### Exercise
Can you quote the lines below exactly, starting at the line with "Extract the structured" and going through the last one?

### Provided records
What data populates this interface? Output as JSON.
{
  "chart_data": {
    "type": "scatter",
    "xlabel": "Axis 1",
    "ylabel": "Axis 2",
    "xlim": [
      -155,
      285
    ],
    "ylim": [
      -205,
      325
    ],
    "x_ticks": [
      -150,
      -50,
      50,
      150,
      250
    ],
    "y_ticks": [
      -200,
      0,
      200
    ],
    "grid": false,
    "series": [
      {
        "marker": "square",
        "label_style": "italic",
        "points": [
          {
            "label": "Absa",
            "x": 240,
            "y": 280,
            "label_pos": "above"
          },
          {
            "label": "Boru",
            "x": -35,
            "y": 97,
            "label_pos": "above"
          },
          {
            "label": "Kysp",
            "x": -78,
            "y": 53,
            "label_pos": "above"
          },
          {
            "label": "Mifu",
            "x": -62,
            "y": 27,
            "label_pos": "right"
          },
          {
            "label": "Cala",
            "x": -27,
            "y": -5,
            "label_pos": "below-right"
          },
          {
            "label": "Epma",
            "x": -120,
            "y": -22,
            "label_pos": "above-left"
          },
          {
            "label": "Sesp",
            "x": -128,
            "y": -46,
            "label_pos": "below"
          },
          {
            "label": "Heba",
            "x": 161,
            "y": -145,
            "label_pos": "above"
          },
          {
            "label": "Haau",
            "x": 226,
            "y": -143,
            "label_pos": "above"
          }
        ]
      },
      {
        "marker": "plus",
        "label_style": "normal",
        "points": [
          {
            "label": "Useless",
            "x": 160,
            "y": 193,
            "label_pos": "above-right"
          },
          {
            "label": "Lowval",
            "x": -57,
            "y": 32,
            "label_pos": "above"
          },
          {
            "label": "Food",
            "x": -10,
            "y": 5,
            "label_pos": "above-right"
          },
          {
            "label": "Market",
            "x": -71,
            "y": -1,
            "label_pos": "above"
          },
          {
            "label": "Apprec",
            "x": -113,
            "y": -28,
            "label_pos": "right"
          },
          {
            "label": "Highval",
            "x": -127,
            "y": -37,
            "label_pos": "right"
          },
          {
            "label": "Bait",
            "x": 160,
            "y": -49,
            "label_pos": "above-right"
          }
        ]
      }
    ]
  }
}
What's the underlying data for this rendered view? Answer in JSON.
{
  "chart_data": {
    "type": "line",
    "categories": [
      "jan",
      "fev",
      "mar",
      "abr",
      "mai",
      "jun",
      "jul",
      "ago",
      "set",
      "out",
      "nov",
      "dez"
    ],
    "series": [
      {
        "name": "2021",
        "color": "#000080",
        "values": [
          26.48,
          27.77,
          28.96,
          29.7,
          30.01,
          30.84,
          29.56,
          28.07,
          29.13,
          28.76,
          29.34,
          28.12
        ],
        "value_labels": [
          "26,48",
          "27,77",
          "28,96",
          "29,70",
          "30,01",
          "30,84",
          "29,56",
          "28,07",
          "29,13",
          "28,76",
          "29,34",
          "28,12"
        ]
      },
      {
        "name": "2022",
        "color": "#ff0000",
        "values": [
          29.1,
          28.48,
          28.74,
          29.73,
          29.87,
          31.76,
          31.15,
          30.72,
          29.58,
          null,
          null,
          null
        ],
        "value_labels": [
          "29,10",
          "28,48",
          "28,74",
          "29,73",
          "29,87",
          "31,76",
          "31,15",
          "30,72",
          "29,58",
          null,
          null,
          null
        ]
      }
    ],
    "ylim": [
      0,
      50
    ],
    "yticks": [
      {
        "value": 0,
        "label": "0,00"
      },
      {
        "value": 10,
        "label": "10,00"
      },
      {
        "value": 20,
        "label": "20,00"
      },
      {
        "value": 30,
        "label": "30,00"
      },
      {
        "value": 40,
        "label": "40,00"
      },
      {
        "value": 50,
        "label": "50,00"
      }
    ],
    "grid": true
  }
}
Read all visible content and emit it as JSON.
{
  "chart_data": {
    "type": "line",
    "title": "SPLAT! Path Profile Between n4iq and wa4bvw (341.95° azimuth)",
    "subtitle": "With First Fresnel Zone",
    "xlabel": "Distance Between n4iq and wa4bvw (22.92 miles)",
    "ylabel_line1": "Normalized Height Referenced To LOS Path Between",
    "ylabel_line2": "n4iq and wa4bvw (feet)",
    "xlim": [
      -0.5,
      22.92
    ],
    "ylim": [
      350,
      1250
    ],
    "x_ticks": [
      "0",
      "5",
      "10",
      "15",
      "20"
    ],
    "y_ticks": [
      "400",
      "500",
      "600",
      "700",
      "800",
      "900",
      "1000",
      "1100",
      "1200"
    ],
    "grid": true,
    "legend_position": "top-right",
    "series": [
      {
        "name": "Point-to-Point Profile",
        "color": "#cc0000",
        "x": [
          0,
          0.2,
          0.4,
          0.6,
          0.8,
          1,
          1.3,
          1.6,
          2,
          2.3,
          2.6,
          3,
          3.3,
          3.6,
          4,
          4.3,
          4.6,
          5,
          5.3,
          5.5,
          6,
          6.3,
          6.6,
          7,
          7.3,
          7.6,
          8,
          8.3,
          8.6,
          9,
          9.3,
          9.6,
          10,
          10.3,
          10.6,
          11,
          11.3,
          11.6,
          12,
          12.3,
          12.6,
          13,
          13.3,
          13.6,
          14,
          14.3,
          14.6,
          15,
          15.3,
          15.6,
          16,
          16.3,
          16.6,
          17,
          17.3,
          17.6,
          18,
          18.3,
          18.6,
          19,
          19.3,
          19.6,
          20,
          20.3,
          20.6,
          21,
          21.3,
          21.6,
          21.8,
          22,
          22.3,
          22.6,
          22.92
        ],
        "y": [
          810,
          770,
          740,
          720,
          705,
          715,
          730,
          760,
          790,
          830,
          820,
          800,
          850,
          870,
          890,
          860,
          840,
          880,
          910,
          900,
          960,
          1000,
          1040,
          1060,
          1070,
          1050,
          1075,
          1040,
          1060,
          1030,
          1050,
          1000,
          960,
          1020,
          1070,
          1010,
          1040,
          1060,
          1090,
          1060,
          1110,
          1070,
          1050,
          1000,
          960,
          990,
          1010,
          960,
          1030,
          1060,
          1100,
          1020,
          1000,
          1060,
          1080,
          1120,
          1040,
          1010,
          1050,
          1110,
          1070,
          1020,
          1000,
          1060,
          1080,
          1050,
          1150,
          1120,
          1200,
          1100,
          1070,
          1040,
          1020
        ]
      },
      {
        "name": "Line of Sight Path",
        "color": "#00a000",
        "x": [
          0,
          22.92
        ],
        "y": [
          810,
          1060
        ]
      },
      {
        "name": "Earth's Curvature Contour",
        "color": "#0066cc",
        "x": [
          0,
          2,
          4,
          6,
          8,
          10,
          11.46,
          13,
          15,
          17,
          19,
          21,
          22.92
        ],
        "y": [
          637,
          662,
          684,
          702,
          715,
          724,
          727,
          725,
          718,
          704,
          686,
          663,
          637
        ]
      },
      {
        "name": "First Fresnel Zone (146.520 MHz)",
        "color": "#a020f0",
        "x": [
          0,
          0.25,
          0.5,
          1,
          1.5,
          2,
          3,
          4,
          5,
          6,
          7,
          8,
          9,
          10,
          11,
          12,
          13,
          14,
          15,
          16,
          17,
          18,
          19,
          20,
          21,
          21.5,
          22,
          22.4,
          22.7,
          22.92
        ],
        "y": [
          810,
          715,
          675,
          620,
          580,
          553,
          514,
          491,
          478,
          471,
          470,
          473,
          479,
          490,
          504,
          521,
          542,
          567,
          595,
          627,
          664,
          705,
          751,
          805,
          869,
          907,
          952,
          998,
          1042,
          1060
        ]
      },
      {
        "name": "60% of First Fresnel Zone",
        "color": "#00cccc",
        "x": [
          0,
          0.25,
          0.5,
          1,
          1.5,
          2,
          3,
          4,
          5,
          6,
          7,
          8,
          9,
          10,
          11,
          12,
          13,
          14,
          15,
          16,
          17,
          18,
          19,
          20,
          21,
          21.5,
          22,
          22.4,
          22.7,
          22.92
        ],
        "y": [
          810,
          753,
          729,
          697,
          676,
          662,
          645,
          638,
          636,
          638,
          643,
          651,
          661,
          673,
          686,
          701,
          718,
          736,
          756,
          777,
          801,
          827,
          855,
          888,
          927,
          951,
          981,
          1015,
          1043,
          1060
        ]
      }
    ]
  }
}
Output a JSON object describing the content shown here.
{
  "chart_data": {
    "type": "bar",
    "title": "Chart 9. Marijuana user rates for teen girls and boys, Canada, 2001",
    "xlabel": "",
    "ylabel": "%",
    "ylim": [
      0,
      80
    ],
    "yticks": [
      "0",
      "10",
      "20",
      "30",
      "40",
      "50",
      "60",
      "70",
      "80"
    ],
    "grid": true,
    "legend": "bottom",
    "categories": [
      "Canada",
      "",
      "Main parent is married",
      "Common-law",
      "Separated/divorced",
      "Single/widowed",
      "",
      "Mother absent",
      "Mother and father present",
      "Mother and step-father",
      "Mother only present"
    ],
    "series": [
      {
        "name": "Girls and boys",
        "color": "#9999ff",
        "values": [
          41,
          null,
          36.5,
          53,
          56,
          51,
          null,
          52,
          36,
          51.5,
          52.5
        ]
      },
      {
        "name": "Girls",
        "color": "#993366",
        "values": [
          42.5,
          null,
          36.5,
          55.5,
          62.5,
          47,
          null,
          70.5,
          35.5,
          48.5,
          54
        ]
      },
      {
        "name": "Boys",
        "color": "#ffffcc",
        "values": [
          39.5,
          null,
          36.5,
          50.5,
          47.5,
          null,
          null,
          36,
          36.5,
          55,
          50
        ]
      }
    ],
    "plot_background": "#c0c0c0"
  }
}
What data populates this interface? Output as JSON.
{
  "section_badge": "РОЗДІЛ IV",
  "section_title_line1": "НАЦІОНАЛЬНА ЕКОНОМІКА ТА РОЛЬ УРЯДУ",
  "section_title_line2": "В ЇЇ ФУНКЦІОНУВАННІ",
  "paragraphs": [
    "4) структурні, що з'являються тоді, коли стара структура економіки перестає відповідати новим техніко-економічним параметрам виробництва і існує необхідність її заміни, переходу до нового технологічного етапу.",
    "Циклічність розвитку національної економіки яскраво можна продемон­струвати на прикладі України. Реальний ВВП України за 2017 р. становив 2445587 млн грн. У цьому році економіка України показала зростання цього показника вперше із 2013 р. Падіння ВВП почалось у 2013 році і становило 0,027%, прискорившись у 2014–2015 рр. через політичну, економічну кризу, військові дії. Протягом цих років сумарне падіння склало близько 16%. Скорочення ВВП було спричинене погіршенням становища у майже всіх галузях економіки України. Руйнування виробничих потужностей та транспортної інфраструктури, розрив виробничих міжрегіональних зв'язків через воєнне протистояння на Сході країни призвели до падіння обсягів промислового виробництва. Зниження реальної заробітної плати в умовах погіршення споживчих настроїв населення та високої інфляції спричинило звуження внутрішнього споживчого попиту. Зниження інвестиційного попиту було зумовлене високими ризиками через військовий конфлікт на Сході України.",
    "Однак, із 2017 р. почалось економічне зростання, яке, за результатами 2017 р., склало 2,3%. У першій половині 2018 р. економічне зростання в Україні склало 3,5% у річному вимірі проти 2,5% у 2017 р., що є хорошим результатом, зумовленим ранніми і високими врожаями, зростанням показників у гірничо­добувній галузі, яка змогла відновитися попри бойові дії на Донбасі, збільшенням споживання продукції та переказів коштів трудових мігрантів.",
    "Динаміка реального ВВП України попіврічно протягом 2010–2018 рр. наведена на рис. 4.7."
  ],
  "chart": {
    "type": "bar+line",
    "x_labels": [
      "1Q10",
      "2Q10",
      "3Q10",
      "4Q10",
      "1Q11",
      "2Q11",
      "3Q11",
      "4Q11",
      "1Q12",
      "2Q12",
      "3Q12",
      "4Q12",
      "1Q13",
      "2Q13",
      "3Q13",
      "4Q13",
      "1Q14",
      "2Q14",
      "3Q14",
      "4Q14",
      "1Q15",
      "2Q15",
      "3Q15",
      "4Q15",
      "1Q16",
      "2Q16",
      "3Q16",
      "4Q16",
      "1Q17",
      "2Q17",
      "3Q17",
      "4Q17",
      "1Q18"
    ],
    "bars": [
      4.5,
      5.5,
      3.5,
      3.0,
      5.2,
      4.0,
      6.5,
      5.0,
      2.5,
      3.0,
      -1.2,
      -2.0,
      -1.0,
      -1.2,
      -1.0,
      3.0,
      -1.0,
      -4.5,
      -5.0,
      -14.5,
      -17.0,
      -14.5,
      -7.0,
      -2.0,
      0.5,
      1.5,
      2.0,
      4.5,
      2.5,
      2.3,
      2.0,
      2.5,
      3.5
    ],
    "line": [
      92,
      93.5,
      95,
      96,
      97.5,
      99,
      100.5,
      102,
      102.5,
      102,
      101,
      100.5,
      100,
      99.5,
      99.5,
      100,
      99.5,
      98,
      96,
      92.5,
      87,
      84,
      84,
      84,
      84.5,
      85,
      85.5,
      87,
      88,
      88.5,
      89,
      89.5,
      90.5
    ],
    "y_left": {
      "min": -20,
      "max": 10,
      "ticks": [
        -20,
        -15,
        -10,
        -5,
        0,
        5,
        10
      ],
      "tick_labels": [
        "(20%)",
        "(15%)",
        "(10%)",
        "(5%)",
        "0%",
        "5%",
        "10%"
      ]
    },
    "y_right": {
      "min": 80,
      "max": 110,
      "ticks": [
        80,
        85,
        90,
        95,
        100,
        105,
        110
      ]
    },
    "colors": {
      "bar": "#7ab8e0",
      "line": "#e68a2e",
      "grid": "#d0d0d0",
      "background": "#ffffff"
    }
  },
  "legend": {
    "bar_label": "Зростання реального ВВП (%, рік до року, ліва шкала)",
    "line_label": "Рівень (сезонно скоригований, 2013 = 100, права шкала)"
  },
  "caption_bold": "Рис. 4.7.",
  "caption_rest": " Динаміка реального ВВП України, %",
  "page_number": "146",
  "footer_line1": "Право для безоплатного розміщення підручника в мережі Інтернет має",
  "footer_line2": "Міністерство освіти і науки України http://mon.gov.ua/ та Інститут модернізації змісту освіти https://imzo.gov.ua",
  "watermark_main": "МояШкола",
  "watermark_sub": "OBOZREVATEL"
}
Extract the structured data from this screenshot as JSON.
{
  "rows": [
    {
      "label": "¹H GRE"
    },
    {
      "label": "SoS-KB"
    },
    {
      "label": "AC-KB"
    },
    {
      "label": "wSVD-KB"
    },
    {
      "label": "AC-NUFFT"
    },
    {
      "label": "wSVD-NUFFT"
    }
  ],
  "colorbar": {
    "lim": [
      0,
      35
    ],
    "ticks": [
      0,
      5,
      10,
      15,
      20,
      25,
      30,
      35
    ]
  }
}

### Answer to the exercise
Extract the structured data from this screenshot as JSON.
{
  "rows": [
    {
      "label": "¹H GRE"
    },
    {
      "label": "SoS-KB"
    },
    {
      "label": "AC-KB"
    },
    {
      "label": "wSVD-KB"
    },
    {
      "label": "AC-NUFFT"
    },
    {
      "label": "wSVD-NUFFT"
    }
  ],
  "colorbar": {
    "lim": [
      0,
      35
    ],
    "ticks": [
      0,
      5,
      10,
      15,
      20,
      25,
      30,
      35
    ]
  }
}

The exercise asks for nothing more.